What to produce:
Collect every line in the records below that contains the word "this".

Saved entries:
= = = = = = =
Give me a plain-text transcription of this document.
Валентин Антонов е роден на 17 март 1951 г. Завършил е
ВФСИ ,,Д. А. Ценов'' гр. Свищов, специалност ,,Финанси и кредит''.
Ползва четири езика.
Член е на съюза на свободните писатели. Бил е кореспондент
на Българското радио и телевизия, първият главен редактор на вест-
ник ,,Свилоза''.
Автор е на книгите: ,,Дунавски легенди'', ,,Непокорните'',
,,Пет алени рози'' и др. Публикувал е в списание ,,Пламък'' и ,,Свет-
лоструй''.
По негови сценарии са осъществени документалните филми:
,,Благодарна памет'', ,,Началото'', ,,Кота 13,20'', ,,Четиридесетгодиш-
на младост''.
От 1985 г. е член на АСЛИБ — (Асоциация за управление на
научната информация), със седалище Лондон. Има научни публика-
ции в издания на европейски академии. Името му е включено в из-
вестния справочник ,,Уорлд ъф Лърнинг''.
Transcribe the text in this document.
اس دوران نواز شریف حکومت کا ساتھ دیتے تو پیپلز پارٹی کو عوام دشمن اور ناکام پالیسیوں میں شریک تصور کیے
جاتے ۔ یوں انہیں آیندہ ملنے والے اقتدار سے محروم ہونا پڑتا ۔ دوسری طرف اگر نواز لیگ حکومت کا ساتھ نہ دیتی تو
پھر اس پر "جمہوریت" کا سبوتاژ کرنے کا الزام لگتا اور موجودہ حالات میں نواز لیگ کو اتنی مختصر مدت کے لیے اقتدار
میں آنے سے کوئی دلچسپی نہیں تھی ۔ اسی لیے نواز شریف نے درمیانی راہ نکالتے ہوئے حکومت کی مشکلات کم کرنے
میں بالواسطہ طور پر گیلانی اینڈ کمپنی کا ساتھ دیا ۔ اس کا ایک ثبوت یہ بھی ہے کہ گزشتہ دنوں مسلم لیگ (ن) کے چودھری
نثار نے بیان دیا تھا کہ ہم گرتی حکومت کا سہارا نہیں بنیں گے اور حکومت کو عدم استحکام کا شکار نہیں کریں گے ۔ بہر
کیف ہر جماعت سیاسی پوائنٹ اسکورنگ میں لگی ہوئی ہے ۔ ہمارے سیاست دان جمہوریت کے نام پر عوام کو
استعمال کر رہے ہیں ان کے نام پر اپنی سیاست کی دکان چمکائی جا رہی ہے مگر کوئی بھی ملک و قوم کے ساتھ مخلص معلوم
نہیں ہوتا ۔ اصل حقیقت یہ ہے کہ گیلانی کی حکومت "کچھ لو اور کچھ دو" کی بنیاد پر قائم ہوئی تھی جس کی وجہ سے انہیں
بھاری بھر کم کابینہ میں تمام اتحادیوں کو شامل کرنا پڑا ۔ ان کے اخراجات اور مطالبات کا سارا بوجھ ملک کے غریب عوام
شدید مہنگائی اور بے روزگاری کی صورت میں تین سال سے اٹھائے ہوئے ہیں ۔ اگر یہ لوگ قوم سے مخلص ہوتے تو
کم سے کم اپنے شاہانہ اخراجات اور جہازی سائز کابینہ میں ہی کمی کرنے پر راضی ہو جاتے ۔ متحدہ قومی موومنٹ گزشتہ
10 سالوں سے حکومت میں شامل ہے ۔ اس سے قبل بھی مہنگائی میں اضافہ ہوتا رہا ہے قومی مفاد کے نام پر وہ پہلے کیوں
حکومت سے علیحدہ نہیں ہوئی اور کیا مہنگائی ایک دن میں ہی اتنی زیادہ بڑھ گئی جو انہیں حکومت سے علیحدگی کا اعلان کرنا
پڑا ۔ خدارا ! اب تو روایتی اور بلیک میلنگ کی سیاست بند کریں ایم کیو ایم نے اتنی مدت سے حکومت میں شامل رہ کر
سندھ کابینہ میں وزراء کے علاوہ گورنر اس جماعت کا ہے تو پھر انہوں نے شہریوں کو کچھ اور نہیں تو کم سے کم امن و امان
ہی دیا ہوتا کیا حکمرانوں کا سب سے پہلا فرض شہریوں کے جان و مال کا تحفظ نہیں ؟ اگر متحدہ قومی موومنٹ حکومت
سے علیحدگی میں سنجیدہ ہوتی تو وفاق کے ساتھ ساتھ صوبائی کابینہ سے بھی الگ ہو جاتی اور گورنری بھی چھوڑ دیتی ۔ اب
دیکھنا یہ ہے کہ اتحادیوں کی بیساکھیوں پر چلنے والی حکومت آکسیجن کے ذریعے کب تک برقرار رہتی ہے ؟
= = = = = = =
Exercise answer:
Give me a plain-text transcription of this document.
Transcribe the text in this document.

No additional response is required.